DIRECTIVE:
Reproduce every line of the records below word for word, leaving out the pictures.

[Region annotation records]

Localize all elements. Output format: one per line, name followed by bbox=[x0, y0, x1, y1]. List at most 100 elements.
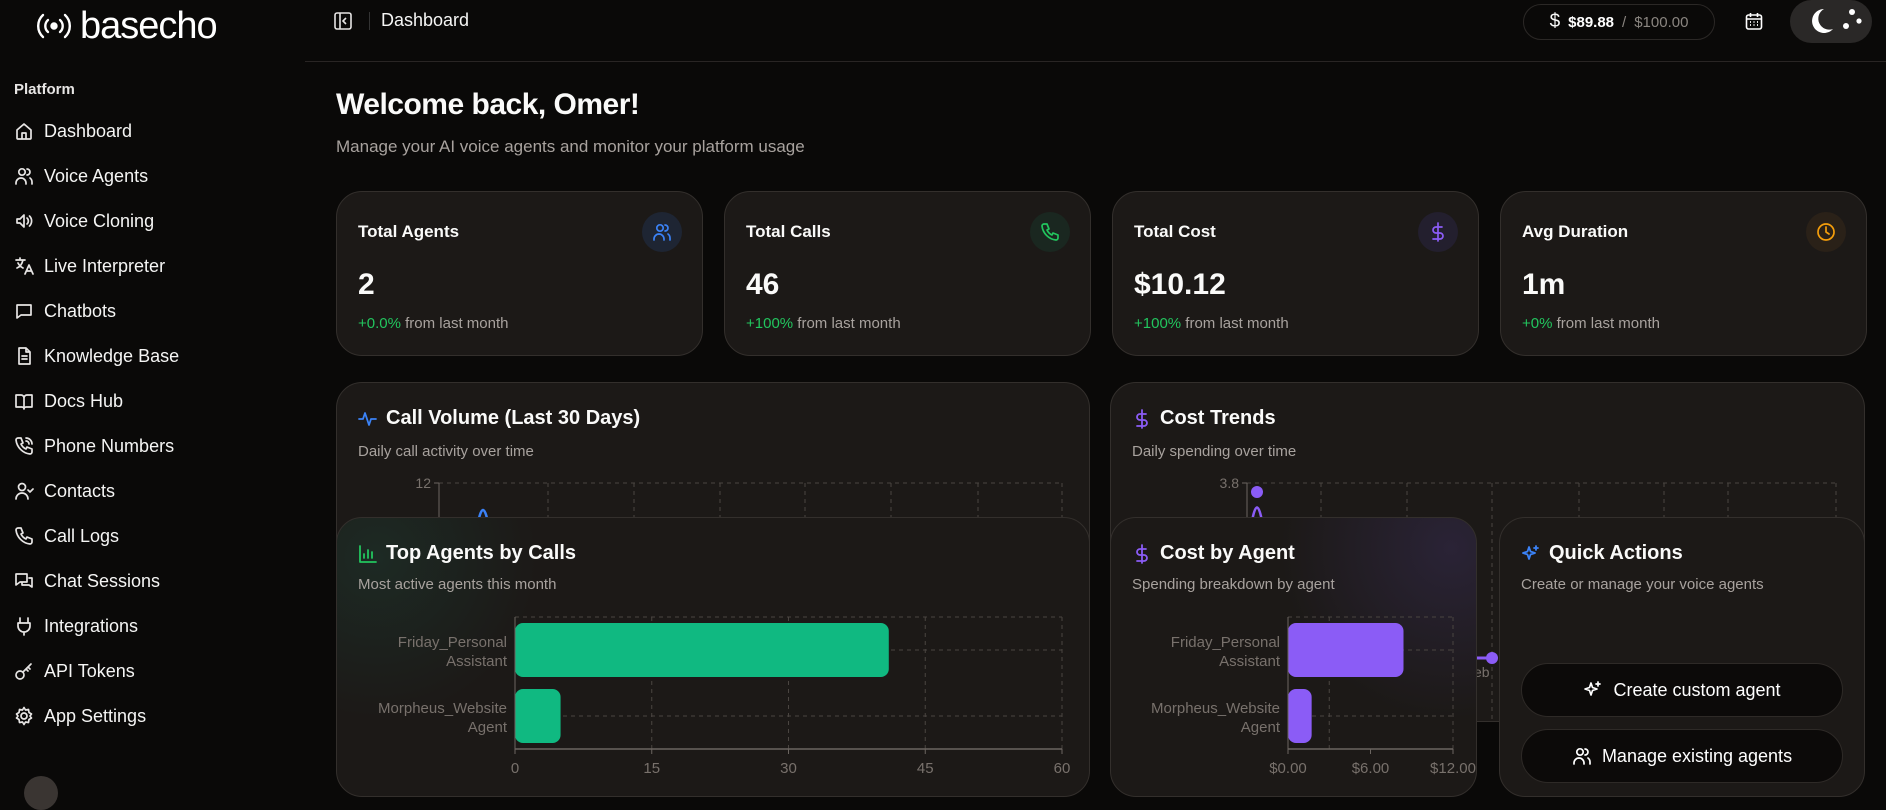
moon-icon bbox=[1812, 9, 1862, 33]
broadcast-icon bbox=[37, 13, 71, 39]
x-tick-label: $6.00 bbox=[1352, 760, 1390, 777]
user-avatar[interactable] bbox=[24, 776, 58, 810]
stat-icon-badge bbox=[1418, 212, 1458, 252]
y-category-label: Morpheus_Website bbox=[1151, 700, 1280, 717]
bar bbox=[1288, 689, 1312, 743]
x-tick-label: $0.00 bbox=[1269, 760, 1307, 777]
x-tick-label: 60 bbox=[1054, 760, 1071, 777]
card-subtitle: Most active agents this month bbox=[358, 576, 557, 593]
sidebar-item-label: API Tokens bbox=[44, 660, 135, 681]
activity-icon bbox=[358, 411, 377, 426]
change-suffix: from last month bbox=[1181, 315, 1289, 332]
card-subtitle: Create or manage your voice agents bbox=[1521, 576, 1764, 593]
sidebar-item-label: Chat Sessions bbox=[44, 570, 161, 591]
credits-limit: $100.00 bbox=[1634, 13, 1689, 31]
sidebar-item-live-interpreter[interactable]: Live Interpreter bbox=[14, 248, 294, 284]
users-icon bbox=[15, 167, 33, 185]
stat-icon-badge bbox=[1030, 212, 1070, 252]
x-tick-label: $12.00 bbox=[1430, 760, 1476, 777]
change-percent: +100% bbox=[746, 315, 794, 332]
sidebar-item-label: Call Logs bbox=[44, 525, 120, 546]
sparkles-icon bbox=[1584, 681, 1602, 696]
x-tick-label: 45 bbox=[917, 760, 934, 777]
card-subtitle: Spending breakdown by agent bbox=[1132, 576, 1335, 593]
quick-actions-card: Quick Actions Create or manage your voic… bbox=[1499, 517, 1865, 797]
y-category-label: Friday_Personal bbox=[1171, 634, 1280, 651]
sidebar-item-label: Voice Cloning bbox=[44, 210, 155, 231]
bar bbox=[515, 623, 889, 677]
calendar-icon[interactable] bbox=[1744, 11, 1764, 31]
theme-toggle[interactable] bbox=[1790, 0, 1872, 43]
file-icon bbox=[18, 347, 31, 365]
message-icon bbox=[16, 304, 32, 319]
sidebar: basecho Platform Dashboard Voice Agents Vo… bbox=[0, 0, 305, 810]
sidebar-item-label: Phone Numbers bbox=[44, 435, 175, 456]
stat-change: +100% from last month bbox=[746, 315, 901, 332]
sidebar-item-phone-numbers[interactable]: Phone Numbers bbox=[14, 428, 294, 464]
languages-icon bbox=[15, 257, 34, 275]
stat-change: +0.0% from last month bbox=[358, 315, 509, 332]
gear-icon bbox=[15, 706, 33, 726]
sidebar-item-label: Chatbots bbox=[44, 300, 117, 321]
y-tick-label: 12 bbox=[415, 475, 431, 491]
sidebar-item-integrations[interactable]: Integrations bbox=[14, 608, 294, 644]
sidebar-section-label: Platform bbox=[14, 81, 75, 98]
sparkles-icon bbox=[1522, 544, 1539, 560]
sidebar-item-chatbots[interactable]: Chatbots bbox=[14, 293, 294, 329]
cost-by-agent-card: Cost by Agent Spending breakdown by agen… bbox=[1110, 517, 1477, 797]
sidebar-item-label: Voice Agents bbox=[44, 165, 149, 186]
change-suffix: from last month bbox=[793, 315, 901, 332]
stat-value: 2 bbox=[358, 268, 375, 301]
speaker-icon bbox=[16, 214, 33, 228]
sidebar-item-contacts[interactable]: Contacts bbox=[14, 473, 294, 509]
card-title: Quick Actions bbox=[1549, 542, 1683, 564]
sidebar-item-voice-cloning[interactable]: Voice Cloning bbox=[14, 203, 294, 239]
stat-change: +0% from last month bbox=[1522, 315, 1660, 332]
stat-title: Total Agents bbox=[358, 222, 460, 241]
logo-text: basecho bbox=[80, 4, 218, 47]
y-category-label: Agent bbox=[468, 719, 508, 736]
sidebar-item-label: App Settings bbox=[44, 705, 147, 726]
sidebar-item-label: Knowledge Base bbox=[44, 345, 180, 366]
credits-pill[interactable]: $ $89.88 / $100.00 bbox=[1523, 4, 1715, 40]
card-subtitle: Daily call activity over time bbox=[358, 443, 534, 460]
create-custom-agent-button[interactable]: Create custom agent bbox=[1521, 663, 1843, 717]
data-point bbox=[1251, 486, 1263, 498]
y-tick-label: 3.8 bbox=[1220, 475, 1240, 491]
home-icon bbox=[16, 123, 32, 140]
sidebar-item-chat-sessions[interactable]: Chat Sessions bbox=[14, 563, 294, 599]
bar bbox=[1288, 623, 1404, 677]
page-subtitle: Manage your AI voice agents and monitor … bbox=[336, 137, 805, 156]
sidebar-toggle-icon[interactable] bbox=[333, 11, 353, 31]
sidebar-item-call-logs[interactable]: Call Logs bbox=[14, 518, 294, 554]
sidebar-item-label: Docs Hub bbox=[44, 390, 124, 411]
sidebar-item-dashboard[interactable]: Dashboard bbox=[14, 113, 294, 149]
card-title: Call Volume (Last 30 Days) bbox=[386, 407, 641, 429]
card-title: Top Agents by Calls bbox=[386, 542, 577, 564]
y-category-label: Friday_Personal bbox=[398, 634, 507, 651]
phone-call-icon bbox=[15, 437, 33, 455]
x-tick-label: 30 bbox=[780, 760, 797, 777]
x-tick-label: 0 bbox=[511, 760, 519, 777]
header-divider bbox=[305, 61, 1886, 62]
sidebar-item-label: Dashboard bbox=[44, 120, 133, 141]
stat-title: Avg Duration bbox=[1522, 222, 1629, 241]
breadcrumb: Dashboard bbox=[381, 10, 470, 30]
sidebar-item-knowledge-base[interactable]: Knowledge Base bbox=[14, 338, 294, 374]
stat-card-total-calls: Total Calls 46 +100% from last month bbox=[724, 191, 1091, 356]
manage-existing-agents-button[interactable]: Manage existing agents bbox=[1521, 729, 1843, 783]
sidebar-item-voice-agents[interactable]: Voice Agents bbox=[14, 158, 294, 194]
stat-card-avg-duration: Avg Duration 1m +0% from last month bbox=[1500, 191, 1867, 356]
stat-title: Total Cost bbox=[1134, 222, 1216, 241]
logo[interactable]: basecho bbox=[34, 4, 218, 47]
sidebar-item-label: Contacts bbox=[44, 480, 116, 501]
top-agents-card: Top Agents by Calls Most active agents t… bbox=[336, 517, 1090, 797]
header-divider-vertical bbox=[369, 12, 370, 30]
sidebar-item-app-settings[interactable]: App Settings bbox=[14, 698, 294, 734]
phone-icon bbox=[15, 527, 33, 545]
stat-change: +100% from last month bbox=[1134, 315, 1289, 332]
dollar-icon: $ bbox=[1549, 11, 1561, 32]
sidebar-item-api-tokens[interactable]: API Tokens bbox=[14, 653, 294, 689]
sidebar-item-docs-hub[interactable]: Docs Hub bbox=[14, 383, 294, 419]
page-title: Welcome back, Omer! bbox=[336, 88, 640, 121]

EXERCISE ANSWER:
Localize all elements. Output format: one per line, name followed by bbox=[x0, y0, x1, y1]. List at most 100 elements.
moon-icon bbox=[1812, 9, 1862, 33]
broadcast-icon bbox=[37, 13, 71, 39]
x-tick-label: $6.00 bbox=[1352, 760, 1390, 777]
user-avatar[interactable] bbox=[24, 776, 58, 810]
stat-icon-badge bbox=[1418, 212, 1458, 252]
y-category-label: Morpheus_Website bbox=[1151, 700, 1280, 717]
bar bbox=[1288, 689, 1312, 743]
x-tick-label: $0.00 bbox=[1269, 760, 1307, 777]
x-tick-label: 60 bbox=[1054, 760, 1071, 777]
card-subtitle: Most active agents this month bbox=[358, 576, 557, 593]
sidebar-item-label: API Tokens bbox=[44, 660, 135, 681]
activity-icon bbox=[358, 411, 377, 426]
change-suffix: from last month bbox=[1181, 315, 1289, 332]
card-subtitle: Create or manage your voice agents bbox=[1521, 576, 1764, 593]
sidebar-item-label: Chat Sessions bbox=[44, 570, 161, 591]
credits-limit: $100.00 bbox=[1634, 13, 1689, 31]
sidebar-item-live-interpreter[interactable]: Live Interpreter bbox=[14, 248, 294, 284]
users-icon bbox=[15, 167, 33, 185]
stat-icon-badge bbox=[1030, 212, 1070, 252]
x-tick-label: $12.00 bbox=[1430, 760, 1476, 777]
change-percent: +100% bbox=[746, 315, 794, 332]
sidebar-item-label: Call Logs bbox=[44, 525, 120, 546]
sparkles-icon bbox=[1584, 681, 1602, 696]
x-tick-label: 45 bbox=[917, 760, 934, 777]
card-subtitle: Spending breakdown by agent bbox=[1132, 576, 1335, 593]
quick-actions-card: Quick Actions Create or manage your voic… bbox=[1499, 517, 1865, 797]
y-category-label: Friday_Personal bbox=[1171, 634, 1280, 651]
sidebar-item-label: Voice Cloning bbox=[44, 210, 155, 231]
bar bbox=[515, 623, 889, 677]
calendar-icon[interactable] bbox=[1744, 11, 1764, 31]
theme-toggle[interactable] bbox=[1790, 0, 1872, 43]
file-icon bbox=[18, 347, 31, 365]
message-icon bbox=[16, 304, 32, 319]
sidebar: basecho Platform Dashboard Voice Agents Vo… bbox=[0, 0, 305, 810]
sidebar-item-label: Phone Numbers bbox=[44, 435, 175, 456]
stat-change: +100% from last month bbox=[746, 315, 901, 332]
sidebar-item-phone-numbers[interactable]: Phone Numbers bbox=[14, 428, 294, 464]
languages-icon bbox=[15, 257, 34, 275]
stat-change: +0.0% from last month bbox=[358, 315, 509, 332]
gear-icon bbox=[15, 706, 33, 726]
sidebar-item-label: Chatbots bbox=[44, 300, 117, 321]
y-tick-label: 12 bbox=[415, 475, 431, 491]
sidebar-item-integrations[interactable]: Integrations bbox=[14, 608, 294, 644]
sidebar-section-label: Platform bbox=[14, 81, 75, 98]
sparkles-icon bbox=[1522, 544, 1539, 560]
sidebar-item-chatbots[interactable]: Chatbots bbox=[14, 293, 294, 329]
cost-by-agent-card: Cost by Agent Spending breakdown by agen… bbox=[1110, 517, 1477, 797]
sidebar-item-label: Voice Agents bbox=[44, 165, 149, 186]
change-suffix: from last month bbox=[793, 315, 901, 332]
stat-value: 2 bbox=[358, 268, 375, 301]
speaker-icon bbox=[16, 214, 33, 228]
sidebar-item-contacts[interactable]: Contacts bbox=[14, 473, 294, 509]
card-title: Quick Actions bbox=[1549, 542, 1683, 564]
sidebar-item-voice-cloning[interactable]: Voice Cloning bbox=[14, 203, 294, 239]
stat-change: +0% from last month bbox=[1522, 315, 1660, 332]
stat-title: Total Agents bbox=[358, 222, 460, 241]
logo-text: basecho bbox=[80, 4, 218, 47]
y-category-label: Agent bbox=[468, 719, 508, 736]
sidebar-item-label: App Settings bbox=[44, 705, 147, 726]
sidebar-item-label: Knowledge Base bbox=[44, 345, 180, 366]
credits-pill[interactable]: $ $89.88 / $100.00 bbox=[1523, 4, 1715, 40]
card-subtitle: Daily call activity over time bbox=[358, 443, 534, 460]
create-custom-agent-button[interactable]: Create custom agent bbox=[1521, 663, 1843, 717]
data-point bbox=[1251, 486, 1263, 498]
y-tick-label: 3.8 bbox=[1220, 475, 1240, 491]
home-icon bbox=[16, 123, 32, 140]
sidebar-item-chat-sessions[interactable]: Chat Sessions bbox=[14, 563, 294, 599]
bar bbox=[1288, 623, 1404, 677]
page-subtitle: Manage your AI voice agents and monitor … bbox=[336, 137, 805, 156]
sidebar-toggle-icon[interactable] bbox=[333, 11, 353, 31]
sidebar-item-call-logs[interactable]: Call Logs bbox=[14, 518, 294, 554]
sidebar-item-label: Docs Hub bbox=[44, 390, 124, 411]
sidebar-item-dashboard[interactable]: Dashboard bbox=[14, 113, 294, 149]
card-title: Call Volume (Last 30 Days) bbox=[386, 407, 641, 429]
card-title: Top Agents by Calls bbox=[386, 542, 577, 564]
y-category-label: Friday_Personal bbox=[398, 634, 507, 651]
phone-call-icon bbox=[15, 437, 33, 455]
x-tick-label: 30 bbox=[780, 760, 797, 777]
x-tick-label: 0 bbox=[511, 760, 519, 777]
header-divider bbox=[305, 61, 1886, 62]
sidebar-item-label: Dashboard bbox=[44, 120, 133, 141]
stat-title: Avg Duration bbox=[1522, 222, 1629, 241]
breadcrumb: Dashboard bbox=[381, 10, 470, 30]
sidebar-item-knowledge-base[interactable]: Knowledge Base bbox=[14, 338, 294, 374]
stat-card-total-calls: Total Calls 46 +100% from last month bbox=[724, 191, 1091, 356]
manage-existing-agents-button[interactable]: Manage existing agents bbox=[1521, 729, 1843, 783]
sidebar-item-voice-agents[interactable]: Voice Agents bbox=[14, 158, 294, 194]
stat-card-avg-duration: Avg Duration 1m +0% from last month bbox=[1500, 191, 1867, 356]
stat-title: Total Cost bbox=[1134, 222, 1216, 241]
logo[interactable]: basecho bbox=[34, 4, 218, 47]
sidebar-item-label: Contacts bbox=[44, 480, 116, 501]
top-agents-card: Top Agents by Calls Most active agents t… bbox=[336, 517, 1090, 797]
header-divider-vertical bbox=[369, 12, 370, 30]
sidebar-item-app-settings[interactable]: App Settings bbox=[14, 698, 294, 734]
phone-icon bbox=[15, 527, 33, 545]
stat-change: +100% from last month bbox=[1134, 315, 1289, 332]
dollar-icon: $ bbox=[1549, 11, 1561, 32]
sidebar-item-api-tokens[interactable]: API Tokens bbox=[14, 653, 294, 689]
sidebar-item-docs-hub[interactable]: Docs Hub bbox=[14, 383, 294, 419]
page-title: Welcome back, Omer! bbox=[336, 88, 640, 121]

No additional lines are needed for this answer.